■ Data excerpts ■
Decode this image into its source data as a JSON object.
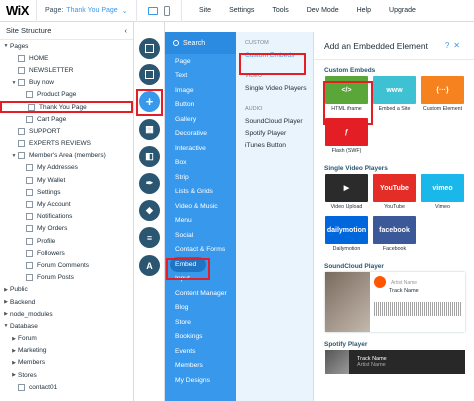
{
  "topbar": {
    "logo": "WiX",
    "page_label": "Page:",
    "page_name": "Thank You Page",
    "menu": [
      "Site",
      "Settings",
      "Tools",
      "Dev Mode",
      "Help",
      "Upgrade"
    ]
  },
  "structure": {
    "title": "Site Structure",
    "rows": [
      {
        "label": "Pages",
        "indent": 0,
        "caret": "▼",
        "icon": false
      },
      {
        "label": "HOME",
        "indent": 1,
        "caret": "",
        "icon": true
      },
      {
        "label": "NEWSLETTER",
        "indent": 1,
        "caret": "",
        "icon": true
      },
      {
        "label": "Buy now",
        "indent": 1,
        "caret": "▼",
        "icon": true
      },
      {
        "label": "Product Page",
        "indent": 2,
        "caret": "",
        "icon": true
      },
      {
        "label": "Thank You Page",
        "indent": 2,
        "caret": "",
        "icon": true,
        "selected": true
      },
      {
        "label": "Cart Page",
        "indent": 2,
        "caret": "",
        "icon": true
      },
      {
        "label": "SUPPORT",
        "indent": 1,
        "caret": "",
        "icon": true
      },
      {
        "label": "EXPERTS REVIEWS",
        "indent": 1,
        "caret": "",
        "icon": true
      },
      {
        "label": "Member's Area (members)",
        "indent": 1,
        "caret": "▼",
        "icon": true
      },
      {
        "label": "My Addresses",
        "indent": 2,
        "caret": "",
        "icon": true
      },
      {
        "label": "My Wallet",
        "indent": 2,
        "caret": "",
        "icon": true
      },
      {
        "label": "Settings",
        "indent": 2,
        "caret": "",
        "icon": true
      },
      {
        "label": "My Account",
        "indent": 2,
        "caret": "",
        "icon": true
      },
      {
        "label": "Notifications",
        "indent": 2,
        "caret": "",
        "icon": true
      },
      {
        "label": "My Orders",
        "indent": 2,
        "caret": "",
        "icon": true
      },
      {
        "label": "Profile",
        "indent": 2,
        "caret": "",
        "icon": true
      },
      {
        "label": "Followers",
        "indent": 2,
        "caret": "",
        "icon": true
      },
      {
        "label": "Forum Comments",
        "indent": 2,
        "caret": "",
        "icon": true
      },
      {
        "label": "Forum Posts",
        "indent": 2,
        "caret": "",
        "icon": true
      },
      {
        "label": "Public",
        "indent": 0,
        "caret": "▶",
        "icon": false
      },
      {
        "label": "Backend",
        "indent": 0,
        "caret": "▶",
        "icon": false
      },
      {
        "label": "node_modules",
        "indent": 0,
        "caret": "▶",
        "icon": false
      },
      {
        "label": "Database",
        "indent": 0,
        "caret": "▼",
        "icon": false
      },
      {
        "label": "Forum",
        "indent": 1,
        "caret": "▶",
        "icon": false
      },
      {
        "label": "Marketing",
        "indent": 1,
        "caret": "▶",
        "icon": false
      },
      {
        "label": "Members",
        "indent": 1,
        "caret": "▶",
        "icon": false
      },
      {
        "label": "Stores",
        "indent": 1,
        "caret": "▶",
        "icon": false
      },
      {
        "label": "contact01",
        "indent": 1,
        "caret": "",
        "icon": true
      }
    ]
  },
  "add_panel": {
    "search_label": "Search",
    "categories": [
      "Page",
      "Text",
      "Image",
      "Button",
      "Gallery",
      "Decorative",
      "Interactive",
      "Box",
      "Strip",
      "Lists & Grids",
      "Video & Music",
      "Menu",
      "Social",
      "Contact & Forms",
      "Embed",
      "Input",
      "Content Manager",
      "Blog",
      "Store",
      "Bookings",
      "Events",
      "Members",
      "My Designs"
    ],
    "active_category": "Embed",
    "sub_sections": [
      {
        "head": "CUSTOM",
        "items": [
          "Custom Embeds"
        ]
      },
      {
        "head": "VIDEO",
        "items": [
          "Single Video Players"
        ]
      },
      {
        "head": "AUDIO",
        "items": [
          "SoundCloud Player",
          "Spotify Player",
          "iTunes Button"
        ]
      }
    ],
    "active_sub": "Custom Embeds"
  },
  "elements": {
    "title": "Add an Embedded Element",
    "custom_heading": "Custom Embeds",
    "custom_tiles": [
      {
        "label": "HTML iframe",
        "glyph": "</>",
        "color": "#5ba639"
      },
      {
        "label": "Embed a Site",
        "glyph": "www",
        "color": "#3ec1d3"
      },
      {
        "label": "Custom Element",
        "glyph": "{···}",
        "color": "#f5821f"
      },
      {
        "label": "Flash (SWF)",
        "glyph": "ƒ",
        "color": "#e31e24"
      }
    ],
    "video_heading": "Single Video Players",
    "video_tiles": [
      {
        "label": "Video Upload",
        "glyph": "▶",
        "color": "#2b2b2b"
      },
      {
        "label": "YouTube",
        "glyph": "YouTube",
        "color": "#e52d27"
      },
      {
        "label": "Vimeo",
        "glyph": "vimeo",
        "color": "#1ab7ea"
      },
      {
        "label": "Dailymotion",
        "glyph": "dailymotion",
        "color": "#0066dc"
      },
      {
        "label": "Facebook",
        "glyph": "facebook",
        "color": "#3b5998"
      }
    ],
    "soundcloud_heading": "SoundCloud Player",
    "soundcloud": {
      "artist": "Artist Name",
      "track": "Track Name"
    },
    "spotify_heading": "Spotify Player",
    "spotify": {
      "track": "Track Name",
      "artist": "Artist Name"
    }
  },
  "colors": {
    "accent": "#3899ec",
    "highlight": "#e31e24",
    "iconbg": "#2b5672"
  }
}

■ Task objective ■
Every line is to be duplicated exactly, though pictures stay out.

■ Answer ■
Decode this image into its source data as a JSON object.
{
  "topbar": {
    "logo": "WiX",
    "page_label": "Page:",
    "page_name": "Thank You Page",
    "menu": [
      "Site",
      "Settings",
      "Tools",
      "Dev Mode",
      "Help",
      "Upgrade"
    ]
  },
  "structure": {
    "title": "Site Structure",
    "rows": [
      {
        "label": "Pages",
        "indent": 0,
        "caret": "▼",
        "icon": false
      },
      {
        "label": "HOME",
        "indent": 1,
        "caret": "",
        "icon": true
      },
      {
        "label": "NEWSLETTER",
        "indent": 1,
        "caret": "",
        "icon": true
      },
      {
        "label": "Buy now",
        "indent": 1,
        "caret": "▼",
        "icon": true
      },
      {
        "label": "Product Page",
        "indent": 2,
        "caret": "",
        "icon": true
      },
      {
        "label": "Thank You Page",
        "indent": 2,
        "caret": "",
        "icon": true,
        "selected": true
      },
      {
        "label": "Cart Page",
        "indent": 2,
        "caret": "",
        "icon": true
      },
      {
        "label": "SUPPORT",
        "indent": 1,
        "caret": "",
        "icon": true
      },
      {
        "label": "EXPERTS REVIEWS",
        "indent": 1,
        "caret": "",
        "icon": true
      },
      {
        "label": "Member's Area (members)",
        "indent": 1,
        "caret": "▼",
        "icon": true
      },
      {
        "label": "My Addresses",
        "indent": 2,
        "caret": "",
        "icon": true
      },
      {
        "label": "My Wallet",
        "indent": 2,
        "caret": "",
        "icon": true
      },
      {
        "label": "Settings",
        "indent": 2,
        "caret": "",
        "icon": true
      },
      {
        "label": "My Account",
        "indent": 2,
        "caret": "",
        "icon": true
      },
      {
        "label": "Notifications",
        "indent": 2,
        "caret": "",
        "icon": true
      },
      {
        "label": "My Orders",
        "indent": 2,
        "caret": "",
        "icon": true
      },
      {
        "label": "Profile",
        "indent": 2,
        "caret": "",
        "icon": true
      },
      {
        "label": "Followers",
        "indent": 2,
        "caret": "",
        "icon": true
      },
      {
        "label": "Forum Comments",
        "indent": 2,
        "caret": "",
        "icon": true
      },
      {
        "label": "Forum Posts",
        "indent": 2,
        "caret": "",
        "icon": true
      },
      {
        "label": "Public",
        "indent": 0,
        "caret": "▶",
        "icon": false
      },
      {
        "label": "Backend",
        "indent": 0,
        "caret": "▶",
        "icon": false
      },
      {
        "label": "node_modules",
        "indent": 0,
        "caret": "▶",
        "icon": false
      },
      {
        "label": "Database",
        "indent": 0,
        "caret": "▼",
        "icon": false
      },
      {
        "label": "Forum",
        "indent": 1,
        "caret": "▶",
        "icon": false
      },
      {
        "label": "Marketing",
        "indent": 1,
        "caret": "▶",
        "icon": false
      },
      {
        "label": "Members",
        "indent": 1,
        "caret": "▶",
        "icon": false
      },
      {
        "label": "Stores",
        "indent": 1,
        "caret": "▶",
        "icon": false
      },
      {
        "label": "contact01",
        "indent": 1,
        "caret": "",
        "icon": true
      }
    ]
  },
  "add_panel": {
    "search_label": "Search",
    "categories": [
      "Page",
      "Text",
      "Image",
      "Button",
      "Gallery",
      "Decorative",
      "Interactive",
      "Box",
      "Strip",
      "Lists & Grids",
      "Video & Music",
      "Menu",
      "Social",
      "Contact & Forms",
      "Embed",
      "Input",
      "Content Manager",
      "Blog",
      "Store",
      "Bookings",
      "Events",
      "Members",
      "My Designs"
    ],
    "active_category": "Embed",
    "sub_sections": [
      {
        "head": "CUSTOM",
        "items": [
          "Custom Embeds"
        ]
      },
      {
        "head": "VIDEO",
        "items": [
          "Single Video Players"
        ]
      },
      {
        "head": "AUDIO",
        "items": [
          "SoundCloud Player",
          "Spotify Player",
          "iTunes Button"
        ]
      }
    ],
    "active_sub": "Custom Embeds"
  },
  "elements": {
    "title": "Add an Embedded Element",
    "custom_heading": "Custom Embeds",
    "custom_tiles": [
      {
        "label": "HTML iframe",
        "glyph": "</>",
        "color": "#5ba639"
      },
      {
        "label": "Embed a Site",
        "glyph": "www",
        "color": "#3ec1d3"
      },
      {
        "label": "Custom Element",
        "glyph": "{···}",
        "color": "#f5821f"
      },
      {
        "label": "Flash (SWF)",
        "glyph": "ƒ",
        "color": "#e31e24"
      }
    ],
    "video_heading": "Single Video Players",
    "video_tiles": [
      {
        "label": "Video Upload",
        "glyph": "▶",
        "color": "#2b2b2b"
      },
      {
        "label": "YouTube",
        "glyph": "YouTube",
        "color": "#e52d27"
      },
      {
        "label": "Vimeo",
        "glyph": "vimeo",
        "color": "#1ab7ea"
      },
      {
        "label": "Dailymotion",
        "glyph": "dailymotion",
        "color": "#0066dc"
      },
      {
        "label": "Facebook",
        "glyph": "facebook",
        "color": "#3b5998"
      }
    ],
    "soundcloud_heading": "SoundCloud Player",
    "soundcloud": {
      "artist": "Artist Name",
      "track": "Track Name"
    },
    "spotify_heading": "Spotify Player",
    "spotify": {
      "track": "Track Name",
      "artist": "Artist Name"
    }
  },
  "colors": {
    "accent": "#3899ec",
    "highlight": "#e31e24",
    "iconbg": "#2b5672"
  }
}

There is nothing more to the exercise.